**PROBLEM STATEMENT**.
From the items below, pull out and copy every line that contains the string "morte". Uppercase and lowercase letters count as different.

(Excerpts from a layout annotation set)
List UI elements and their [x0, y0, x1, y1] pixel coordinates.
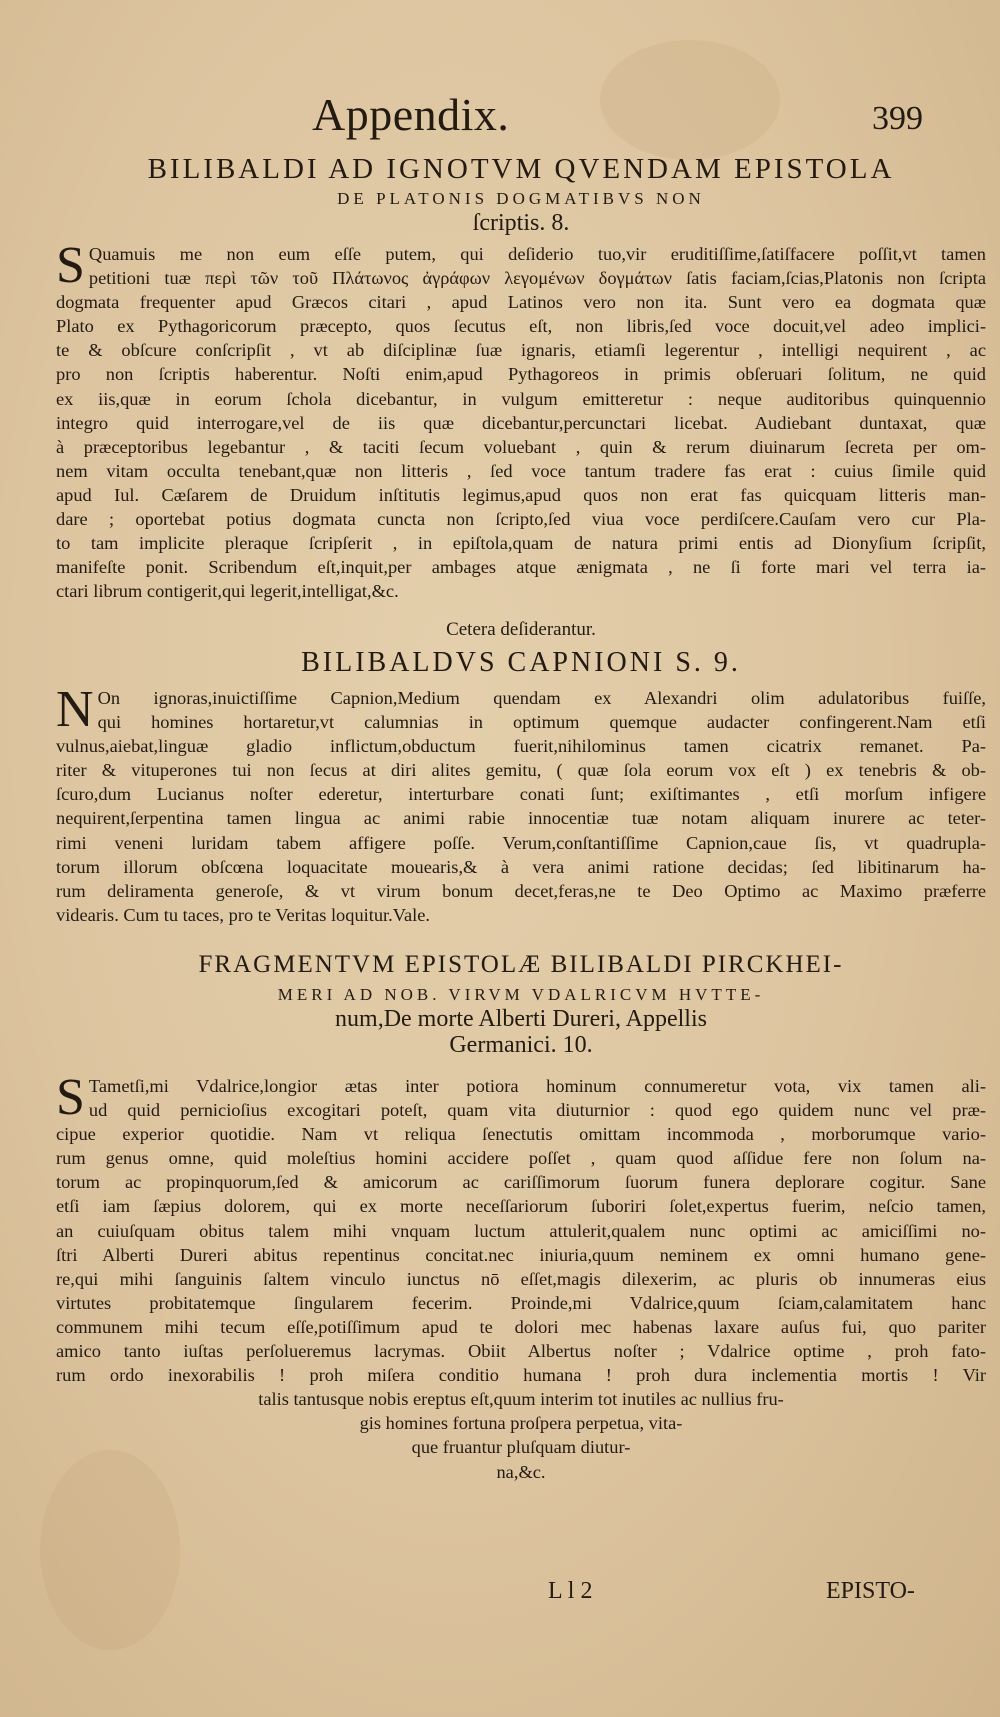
text-line: cipue experior quotidie. Nam vt reliqua ſenectutis omittam incommoda , morborumque vario- — [56, 1124, 986, 1145]
running-head — [0, 88, 1000, 148]
text-line: riter & vituperones tui non ſecus at diri alites gemitu, ( quæ ſola eorum vox eſt ) ex tenebris & ob- — [56, 760, 986, 781]
section-epistola-ignotum — [56, 154, 986, 641]
drop-capital: S — [56, 237, 85, 294]
text-line: que fruantur pluſquam diutur- — [411, 1437, 631, 1458]
section-subline: ſcriptis. 8. — [472, 210, 570, 236]
text-line: dare ; oportebat potius dogmata cuncta non ſcripto,ſed viua voce perdiſcere.Cauſam vero cur Pla- — [56, 509, 986, 530]
section-body — [56, 237, 986, 603]
page-footer — [0, 1578, 1000, 1618]
section-body — [56, 1069, 986, 1387]
text-line: na,&c. — [496, 1461, 546, 1482]
section-body — [56, 681, 986, 927]
text-line: etſi iam ſæpius dolorem, qui ex morte neceſſariorum ſuboriri ſolet,expertus fuerim, neſcio tamen, — [56, 1196, 986, 1217]
closing-note: Cetera deſiderantur. — [446, 619, 596, 641]
text-line: à præceptoribus legebantur , & taciti ſecum voluebant , quin & rerum diuinarum ſecreta per om- — [56, 436, 986, 457]
text-line: rum genus omne, quid moleſtius homini accidere poſſet , quam quod aſſidue fere non ſolum na- — [56, 1148, 986, 1169]
text-line: torum ac propinquorum,ſed & amicorum ac cariſſimorum ſuorum funera deplorare cogitur. Sane — [56, 1172, 986, 1193]
text-line: talis tantusque nobis ereptus eſt,quum interim tot inutiles ac nullius fru- — [258, 1389, 784, 1410]
text-line: vulnus,aiebat,linguæ gladio inflictum,obductum fuerit,nihilominus tamen cicatrix remanet. Pa- — [56, 736, 986, 757]
text-line: rum ordo inexorabilis ! proh miſera conditio humana ! proh dura inclementia mortis ! Vir — [56, 1365, 986, 1386]
text-line: Quamuis me non eum eſſe putem, qui deſiderio tuo,vir eruditiſſime,ſatiſfacere poſſit,vt tamen — [88, 244, 986, 264]
text-line: gis homines fortuna proſpera perpetua, vita- — [359, 1413, 683, 1434]
tapered-ending — [56, 1387, 986, 1483]
text-line: dogmata frequenter apud Græcos citari , apud Latinos vero non ita. Sunt vero ea dogmata quæ — [56, 292, 986, 313]
text-line: to tam implicite pleraque ſcripſerit , in epiſtola,quam de natura primi entis ad Dionyſium ſcripſit, — [56, 533, 986, 554]
text-line: pro non ſcriptis haberentur. Noſti enim,apud Pythagoreos in primis obſeruari ſolitum, ne quid — [56, 364, 986, 385]
text-line: Tametſi,mi Vdalrice,longior ætas inter potiora hominum connumeretur vota, vix tamen ali- — [88, 1076, 986, 1096]
section-subline: num,De morte Alberti Dureri, Appellis — [335, 1006, 707, 1032]
signature-mark: L l 2 — [548, 1578, 593, 1604]
page-number: 399 — [872, 100, 923, 137]
text-line: ſcuro,dum Lucianus noſter ederetur, interturbare conati ſunt; exiſtimantes , etſi morſum infigere — [56, 784, 986, 805]
catchword: EPISTO- — [826, 1578, 915, 1604]
running-title: Appendix. — [312, 89, 510, 140]
text-line: videaris. Cum tu taces, pro te Veritas loquitur.Vale. — [56, 904, 431, 925]
section-subline: Germanici. 10. — [449, 1032, 593, 1058]
text-line: amico tanto iuſtas perſolueremus lacrymas. Obiit Albertus noſter ; Vdalrice optime , proh fato- — [56, 1341, 986, 1362]
text-line: ſtri Alberti Dureri abitus repentinus concitat.nec iniuria,quum neminem ex omni humano gene- — [56, 1244, 986, 1265]
section-subheading: MERI AD NOB. VIRVM VDALRICVM HVTTE- — [277, 985, 765, 1004]
text-line: torum illorum obſcœna loquacitate mouearis,& à vera animi ratione decidas; ſed libitinarum ha- — [56, 856, 986, 877]
text-line: ex iis,quæ in eorum ſchola dicebantur, in vulgum emitteretur : neque auditoribus quinquennio — [56, 388, 986, 409]
text-line: On ignoras,inuictiſſime Capnion,Medium quendam ex Alexandri olim adulatoribus fuiſſe, — [97, 688, 986, 708]
section-heading: BILIBALDI AD IGNOTVM QVENDAM EPISTOLA — [147, 153, 895, 185]
section-fragmentum — [56, 950, 986, 1484]
section-heading: BILIBALDVS CAPNIONI S. 9. — [301, 647, 741, 678]
text-line: te & obſcure conſcripſit , vt ab diſciplinæ ſuæ ignaris, etiamſi legerentur , intelligi nequirent , ac — [56, 340, 986, 361]
text-line: manifeſte ponit. Scribendum eſt,inquit,per ambages atque ænigmata , ne ſi forte mari vel terra ia- — [56, 557, 986, 578]
text-line: re,qui mihi ſanguinis ſaltem vinculo iunctus nō eſſet,magis dilexerim, ac pluris ob innumeras eius — [56, 1268, 986, 1289]
text-line: nem vitam occulta tenebant,quæ non litteris , ſed voce tantum tradere fas erat : cuius ſimile quid — [56, 460, 986, 481]
text-line: rum deliramenta generoſe, & vt virum bonum decet,feras,ne te Deo Optimo ac Maximo præferre — [56, 880, 986, 901]
section-subheading: DE PLATONIS DOGMATIBVS NON — [337, 189, 705, 208]
text-line: ctari librum contigerit,qui legerit,intelligat,&c. — [56, 581, 399, 602]
text-line: rimi veneni luridam tabem affigere poſſe. Verum,conſtantiſſime Capnion,caue ſis, vt quadrupla- — [56, 832, 986, 853]
text-line: virtutes probitatemque ſingularem fecerim. Proinde,mi Vdalrice,quum ſciam,calamitatem hanc — [56, 1292, 986, 1313]
text-line: communem mihi tecum eſſe,potiſſimum apud te dolori mec habenas laxare auſus fui, quo pariter — [56, 1316, 986, 1337]
section-heading: FRAGMENTVM EPISTOLÆ BILIBALDI PIRCKHEI- — [198, 951, 844, 978]
text-line: integro quid interrogare,vel de iis quæ dicebantur,percunctari licebat. Audiebant duntaxat, quæ — [56, 412, 986, 433]
text-line: Plato ex Pythagoricorum præcepto, quos ſecutus eſt, non libris,ſed voce docuit,vel adeo implici- — [56, 316, 986, 337]
text-line: petitioni tuæ περὶ τῶν τοῦ Πλάτωνος ἀγράφων λεγομένων δογμάτων ſatis faciam,ſcias,Platonis non ſcripta — [88, 268, 986, 289]
text-line: qui homines hortaretur,vt calumnias in optimum quemque audacter confingerent.Nam etſi — [97, 712, 986, 733]
text-line: an cuiuſquam obitus talem mihi vnquam luctum attulerit,qualem nunc optimi ac amiciſſimi no- — [56, 1220, 986, 1241]
drop-capital: S — [56, 1069, 85, 1126]
section-capnioni — [56, 648, 986, 927]
text-line: nequirent,ſerpentina tamen lingua ac animi rabie innocentiæ tuæ notam aliquam inurere ac teter- — [56, 808, 986, 829]
drop-capital: N — [56, 681, 94, 738]
text-line: ud quid pernicioſius excogitari poteſt, quam vita diuturnior : quod ego quidem nunc vel præ- — [88, 1100, 986, 1121]
text-line: apud Iul. Cæſarem de Druidum inſtitutis legimus,apud quos non erat fas quicquam litteris man- — [56, 484, 986, 505]
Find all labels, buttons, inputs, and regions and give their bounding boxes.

**THE RESULT**.
text-line: etſi iam ſæpius dolorem, qui ex morte neceſſariorum ſuboriri ſolet,expertus fuerim, neſcio tamen, — [56, 1196, 986, 1217]
section-subline: num,De morte Alberti Dureri, Appellis — [335, 1006, 707, 1032]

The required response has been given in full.